-- Begin Page text --

Photo by James Detmar.

In recent years, we have rightly celebrated the emergence of gay love in films and plays. But it is crucial to remember that gay playwrignts have a tradition of writing glorious plays about heterosexual love and those playwrights have, in turn, been deeply appreciated by straight audiences. For example, Terrence McNally is known for gutsy gay plays such as Love! Valour! Compassion!, Corpus Christi, and the script (book) for Kiss of the Spider Woman. But what is probably his greatest play is a deeply heterosexual and profoundly intimate work, Frankie and Johnny in the Clair de Lune, which first opened Off-Broadway in 1987.

Casting Spells Productions is presenting a riveting revival directed by Jim Detmar at the Minneapolis Theatre Garage. McNally follows the events of a night when a man and a woman sleep over at her tiny apartment. They work together as a cook and a waitress in a diner during the day time and have decided maybe it’s worth a try to go out. The play starts as they have just ended a stormy session of satisfying lovemaking. One expects this might be the beginning of something special. However, Johnny (Charles Hubbell) turns out to be a constant chatterbox, which understandably puts off Frankie (Shanan Custuer).

-- End Page text --

**Required work:**
a. Using the review above, say whether each statement agrees with it, answering yes or no and quoting the deciding words: (i) Frankie and Johnny in the Clair de Lune first opened Off-Broadway in 1987. (ii) The revival is directed by Charles Hubbell. (iii) Frankie and Johnny work together in a diner as a cook and a waitress.
b. Echo the review word for word, from "Photo by James" up to and including "Off-Broadway in 1987.".

-- Begin Extracted information --

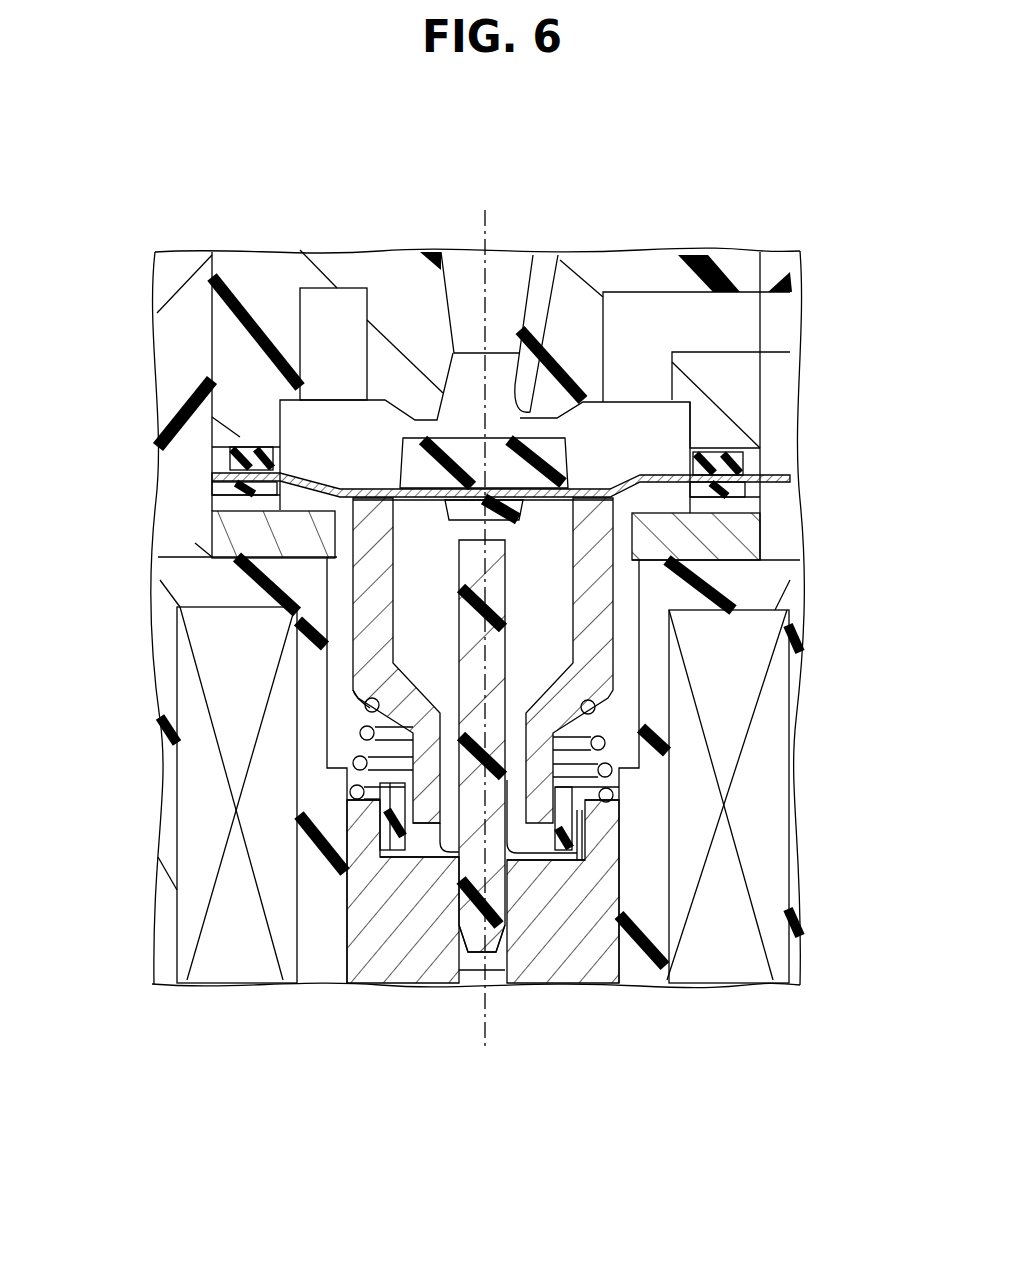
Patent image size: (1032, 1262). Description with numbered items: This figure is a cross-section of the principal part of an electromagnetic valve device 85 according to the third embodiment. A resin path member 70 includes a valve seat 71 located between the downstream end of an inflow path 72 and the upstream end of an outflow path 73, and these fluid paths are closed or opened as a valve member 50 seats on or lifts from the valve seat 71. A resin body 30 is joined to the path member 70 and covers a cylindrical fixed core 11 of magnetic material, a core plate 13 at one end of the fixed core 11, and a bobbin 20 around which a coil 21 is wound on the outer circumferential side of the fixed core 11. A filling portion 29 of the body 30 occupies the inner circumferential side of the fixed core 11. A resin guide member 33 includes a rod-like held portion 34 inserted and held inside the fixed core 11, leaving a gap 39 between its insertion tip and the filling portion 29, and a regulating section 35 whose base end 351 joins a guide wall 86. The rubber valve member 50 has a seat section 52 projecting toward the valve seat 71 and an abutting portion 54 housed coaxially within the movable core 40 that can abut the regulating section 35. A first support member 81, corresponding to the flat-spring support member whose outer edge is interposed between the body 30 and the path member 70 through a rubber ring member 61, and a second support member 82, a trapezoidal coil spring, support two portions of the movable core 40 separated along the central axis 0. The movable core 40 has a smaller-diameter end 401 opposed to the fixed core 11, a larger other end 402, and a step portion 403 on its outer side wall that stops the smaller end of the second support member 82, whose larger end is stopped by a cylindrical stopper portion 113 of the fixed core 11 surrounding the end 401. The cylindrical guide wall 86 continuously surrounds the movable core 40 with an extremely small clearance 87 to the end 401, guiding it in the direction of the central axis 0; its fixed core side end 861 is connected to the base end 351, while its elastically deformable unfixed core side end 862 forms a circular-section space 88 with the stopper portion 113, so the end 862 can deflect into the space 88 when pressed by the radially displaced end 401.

The central axis 0 is at (486, 230).
The fixed core 11 is at (353, 895).
The core plate 13 is at (728, 535).
The bobbin 20 is at (657, 930).
The coil 21 is at (765, 883).
The filling portion 29 is at (495, 888).
The body 30 is at (172, 320).
The guide member 33 is at (645, 762).
The held portion 34 is at (513, 845).
The regulating section 35 is at (498, 603).
The base end of regulating section 351 is at (548, 735).
The gap 39 is at (465, 960).
The movable core 40 is at (350, 606).
The fixed core side end of movable core 401 is at (432, 815).
The unfixed core side end of movable core 402 is at (370, 510).
The step portion 403 is at (363, 694).
The valve member 50 is at (230, 448).
The seat section 52 is at (557, 455).
The abutting portion 54 is at (717, 505).
The rubber ring member 61 is at (725, 457).
The path member 70 is at (652, 268).
The valve seat 71 is at (520, 395).
The inflow path 72 is at (728, 296).
The outflow path 73 is at (452, 268).
The first support member 81 is at (300, 495).
The second support member 82 is at (375, 765).
The electromagnetic valve device 85 is at (805, 245).
The guide wall 86 is at (605, 813).
The fixed core side end of guide wall 861 is at (405, 890).
The unfixed core side end of guide wall 862 is at (405, 803).
The clearance 87 is at (395, 848).
The space 88 is at (580, 815).
The stopper portion 113 is at (618, 822).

-- End Extracted information --

**Results for each task:**
a.
(i) Yes: "which first opened Off-Broadway in 1987"
(ii) No: "directed by Jim Detmar at the Minneapolis Theatre Garage"
(iii) Yes: "They work together as a cook and a waitress in a diner during the day time"

b.
Photo by James Detmar.

In recent years, we have rightly celebrated the emergence of gay love in films and plays. But it is crucial to remember that gay playwrignts have a tradition of writing glorious plays about heterosexual love and those playwrights have, in turn, been deeply appreciated by straight audiences. For example, Terrence McNally is known for gutsy gay plays such as Love! Valour! Compassion!, Corpus Christi, and the script (book) for Kiss of the Spider Woman. But what is probably his greatest play is a deeply heterosexual and profoundly intimate work, Frankie and Johnny in the Clair de Lune, which first opened Off-Broadway in 1987.